#### Passage to read
We both stood at the edge of the park, perplexed and dissappointed. We should have met up with Swamp Park Trail here, which is a major artery through the Zirkel Wilderness, and by all rights, should have been a very distinct trail. Instead, we saw nothing. No evidence of a trail junction. No signage. Just a vast meadow of green plants with 2 inches of standing water in it. In hindsight, the trail junction should have come a little uphill of where we ended but we still should have seen it. How we missed it, I still have no idea. Considering the weather and fact that it was now 7:30 p.m., we agreed that turning around was our only option. To spend time trying to find the trail and then make our way 9 miles through the Wilderness Area to our drop bag at Mad Creek was just too risky. Even after that we would have had to run another 10 miles of trail and road back to town.

On the reverse leg of Roaring Fork, we re-encountered every downed tree and puddle all over again. At least this time around it wasn't a surprise. We managed to keep our spirits up by joking about our misery and accepting the situation and kept moving through the worst of it. Like all the low points in life, this one had it's end and after an hour or so we arrived back at the trail head, which gave us a much needed morale boost. We didn't bother taking our shoes off crossing Big Creek this time. Once we were across and running, the weather finally gave us a break from the rain. We ran another mile and then began the climb out of the valley. By the time we reached the top, darkness was falling. Fortunately, Katy had packed her headlamp and a hand held lamp because I had left my headlamps in the drop bag at Mad Creek. The running in the dark together was actually good prep for Leadville, since we will be running through the entire night together at that race. Just for a little extra challenge, Mother Nature threw in some dense fog at this point and we ran in a cloud in the dark for the next hour. Although we ran in silence for many stretches, as the run demanded it, we were still able to laugh and joke through it all. When we finally descended below the fog, we were relieved to run the final mile-plus back to my truck with a focused view of the road in our lights. My legs were tired but I could have easily sprinted to the truck at the end. I don't think I've ever been more relieved to have a run behind me. 21.9 miles, 4:48 running time and over 4000' vertical.
########
#### Provided data
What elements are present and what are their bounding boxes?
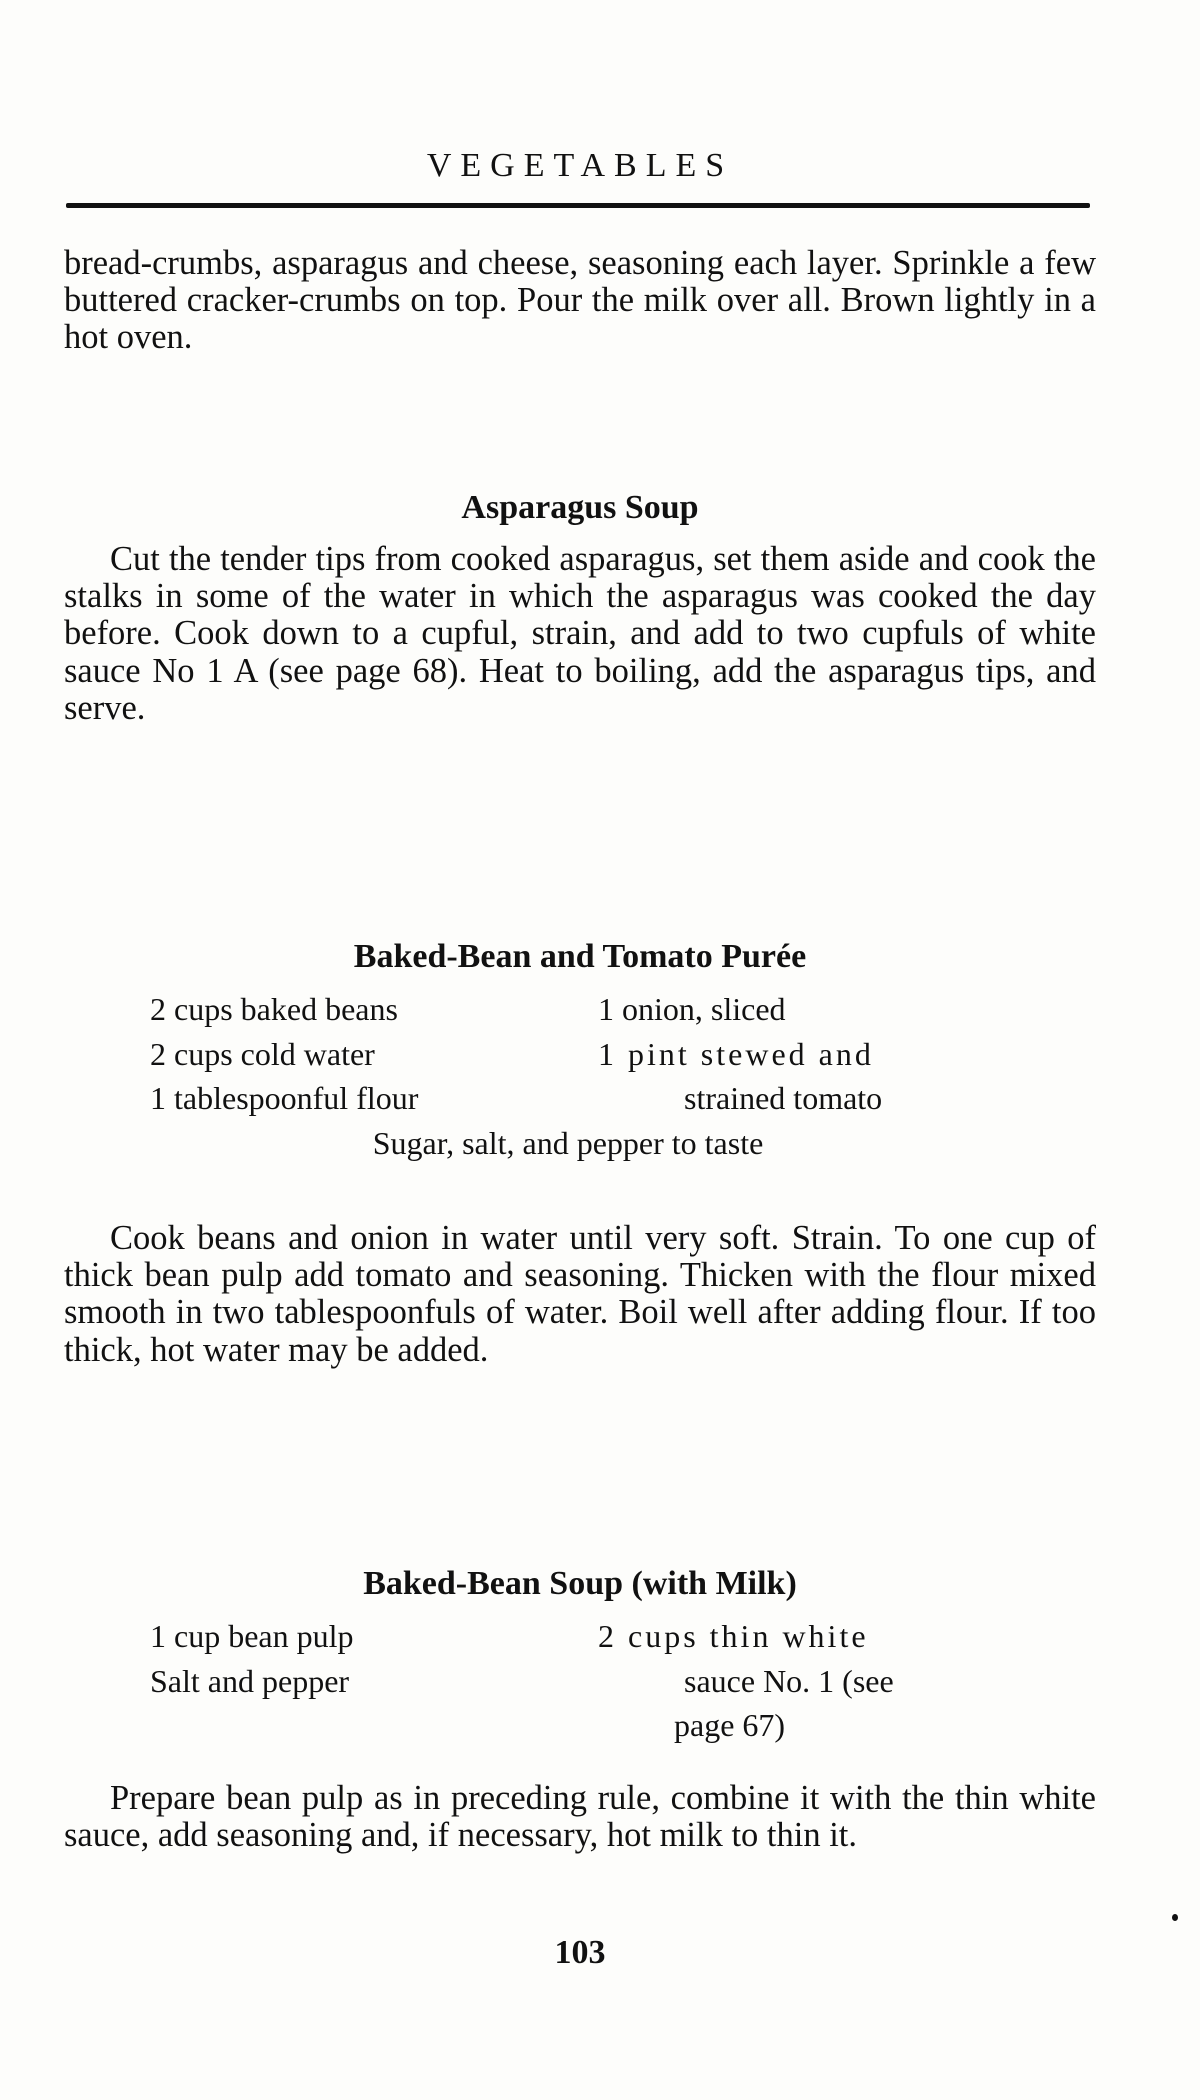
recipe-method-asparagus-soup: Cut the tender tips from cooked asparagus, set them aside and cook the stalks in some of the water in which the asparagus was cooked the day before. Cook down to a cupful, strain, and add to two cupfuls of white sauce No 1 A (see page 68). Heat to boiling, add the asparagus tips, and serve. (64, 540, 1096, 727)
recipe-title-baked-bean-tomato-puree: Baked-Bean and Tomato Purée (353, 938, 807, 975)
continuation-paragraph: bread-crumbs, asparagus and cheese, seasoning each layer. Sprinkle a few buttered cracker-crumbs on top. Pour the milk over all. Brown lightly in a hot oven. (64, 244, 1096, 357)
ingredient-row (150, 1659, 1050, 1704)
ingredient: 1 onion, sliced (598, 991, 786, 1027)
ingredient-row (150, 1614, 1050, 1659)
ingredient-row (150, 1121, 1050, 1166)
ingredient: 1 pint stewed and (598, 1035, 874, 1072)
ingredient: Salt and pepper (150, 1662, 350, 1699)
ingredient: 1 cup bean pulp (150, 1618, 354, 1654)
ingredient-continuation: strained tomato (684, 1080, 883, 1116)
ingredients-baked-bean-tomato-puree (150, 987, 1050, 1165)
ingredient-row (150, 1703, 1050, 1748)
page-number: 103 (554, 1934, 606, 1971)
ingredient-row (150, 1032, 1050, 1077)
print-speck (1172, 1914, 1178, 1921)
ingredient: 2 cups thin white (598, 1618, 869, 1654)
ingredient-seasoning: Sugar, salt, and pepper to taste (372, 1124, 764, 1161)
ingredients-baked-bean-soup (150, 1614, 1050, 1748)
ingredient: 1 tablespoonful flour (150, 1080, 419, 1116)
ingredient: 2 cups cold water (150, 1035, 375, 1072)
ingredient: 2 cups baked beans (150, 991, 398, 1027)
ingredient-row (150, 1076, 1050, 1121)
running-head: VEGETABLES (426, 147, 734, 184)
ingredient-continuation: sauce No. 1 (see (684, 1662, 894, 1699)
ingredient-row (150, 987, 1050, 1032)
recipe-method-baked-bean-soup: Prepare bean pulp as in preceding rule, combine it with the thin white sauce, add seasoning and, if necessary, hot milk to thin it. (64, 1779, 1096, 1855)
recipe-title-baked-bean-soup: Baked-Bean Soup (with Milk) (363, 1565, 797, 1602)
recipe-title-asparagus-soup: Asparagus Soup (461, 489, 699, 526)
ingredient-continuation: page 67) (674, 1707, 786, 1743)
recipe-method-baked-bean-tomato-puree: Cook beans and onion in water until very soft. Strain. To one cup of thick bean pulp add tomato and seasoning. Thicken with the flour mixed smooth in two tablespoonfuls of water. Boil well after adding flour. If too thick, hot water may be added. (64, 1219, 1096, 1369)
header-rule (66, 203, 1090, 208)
########
#### Provided data
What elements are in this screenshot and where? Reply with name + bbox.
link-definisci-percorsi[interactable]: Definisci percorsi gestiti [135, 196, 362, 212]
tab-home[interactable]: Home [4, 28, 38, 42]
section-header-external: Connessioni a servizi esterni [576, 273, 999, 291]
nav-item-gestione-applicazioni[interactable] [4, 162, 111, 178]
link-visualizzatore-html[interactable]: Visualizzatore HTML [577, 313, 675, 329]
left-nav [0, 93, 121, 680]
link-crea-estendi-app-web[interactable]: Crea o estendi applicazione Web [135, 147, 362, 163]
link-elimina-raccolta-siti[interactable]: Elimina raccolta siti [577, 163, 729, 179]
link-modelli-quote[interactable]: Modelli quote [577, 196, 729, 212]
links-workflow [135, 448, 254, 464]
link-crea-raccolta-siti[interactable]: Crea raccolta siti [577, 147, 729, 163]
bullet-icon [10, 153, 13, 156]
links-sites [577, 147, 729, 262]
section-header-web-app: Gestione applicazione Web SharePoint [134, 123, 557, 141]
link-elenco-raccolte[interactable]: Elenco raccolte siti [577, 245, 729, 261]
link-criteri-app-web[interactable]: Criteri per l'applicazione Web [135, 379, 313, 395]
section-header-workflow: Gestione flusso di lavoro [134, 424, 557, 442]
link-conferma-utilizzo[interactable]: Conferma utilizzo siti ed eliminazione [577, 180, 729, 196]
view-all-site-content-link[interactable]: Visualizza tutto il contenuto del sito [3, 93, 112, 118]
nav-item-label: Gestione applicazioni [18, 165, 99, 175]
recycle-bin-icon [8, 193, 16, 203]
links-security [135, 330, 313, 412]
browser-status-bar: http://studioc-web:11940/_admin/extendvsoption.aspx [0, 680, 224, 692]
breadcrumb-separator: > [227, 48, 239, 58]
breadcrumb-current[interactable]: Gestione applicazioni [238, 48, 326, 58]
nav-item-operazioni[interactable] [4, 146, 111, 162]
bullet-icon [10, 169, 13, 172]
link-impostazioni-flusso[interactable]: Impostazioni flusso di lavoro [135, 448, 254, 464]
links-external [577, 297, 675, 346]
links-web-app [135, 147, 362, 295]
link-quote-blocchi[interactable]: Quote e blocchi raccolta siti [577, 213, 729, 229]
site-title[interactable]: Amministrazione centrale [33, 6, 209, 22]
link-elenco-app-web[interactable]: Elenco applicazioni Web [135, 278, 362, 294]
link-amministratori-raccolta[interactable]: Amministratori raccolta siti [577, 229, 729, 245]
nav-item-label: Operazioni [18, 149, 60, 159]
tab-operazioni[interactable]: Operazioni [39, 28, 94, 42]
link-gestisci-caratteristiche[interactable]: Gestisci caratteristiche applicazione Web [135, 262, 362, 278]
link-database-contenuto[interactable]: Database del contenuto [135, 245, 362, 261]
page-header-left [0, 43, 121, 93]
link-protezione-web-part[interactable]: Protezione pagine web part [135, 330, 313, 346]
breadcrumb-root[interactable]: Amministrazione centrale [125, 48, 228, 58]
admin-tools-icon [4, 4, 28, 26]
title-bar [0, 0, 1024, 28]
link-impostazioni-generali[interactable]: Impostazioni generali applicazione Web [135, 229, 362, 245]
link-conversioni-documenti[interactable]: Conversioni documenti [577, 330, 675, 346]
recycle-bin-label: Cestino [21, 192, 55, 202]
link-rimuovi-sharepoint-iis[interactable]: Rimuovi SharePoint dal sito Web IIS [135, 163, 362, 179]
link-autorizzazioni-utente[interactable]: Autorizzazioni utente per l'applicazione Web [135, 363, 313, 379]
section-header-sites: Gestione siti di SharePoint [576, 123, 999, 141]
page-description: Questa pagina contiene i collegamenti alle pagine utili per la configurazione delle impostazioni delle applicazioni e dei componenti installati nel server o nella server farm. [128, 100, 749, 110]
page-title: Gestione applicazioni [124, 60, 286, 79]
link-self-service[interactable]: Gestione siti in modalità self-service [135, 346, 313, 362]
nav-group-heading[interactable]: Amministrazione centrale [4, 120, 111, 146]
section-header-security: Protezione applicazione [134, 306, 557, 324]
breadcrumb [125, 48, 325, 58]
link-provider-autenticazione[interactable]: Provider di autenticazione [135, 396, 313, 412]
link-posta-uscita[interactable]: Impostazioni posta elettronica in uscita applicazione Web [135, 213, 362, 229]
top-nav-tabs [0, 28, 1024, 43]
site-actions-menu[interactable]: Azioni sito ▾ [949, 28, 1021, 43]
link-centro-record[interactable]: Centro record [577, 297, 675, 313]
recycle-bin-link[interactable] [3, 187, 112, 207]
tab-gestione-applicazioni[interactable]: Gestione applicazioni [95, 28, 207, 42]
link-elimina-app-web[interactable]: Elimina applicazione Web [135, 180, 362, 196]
########
Exercise description – Please shorten the paragraph of the trail run account above that begins "We both stood at the edge of the park," keeping its main facts.

Solution for this task – At the edge of the park, the two runners expected to meet Swamp Park Trail, a major route through the Zirkel Wilderness, but found no junction or signage, only a meadow with 2 inches of standing water. The junction should have been a little uphill, yet they still missed it. Given the weather and the 7:30 p.m. hour, they decided to turn around. Searching for the trail and then covering 9 miles to the drop bag at Mad Creek, plus another 10 miles of trail and road back to town, was too risky.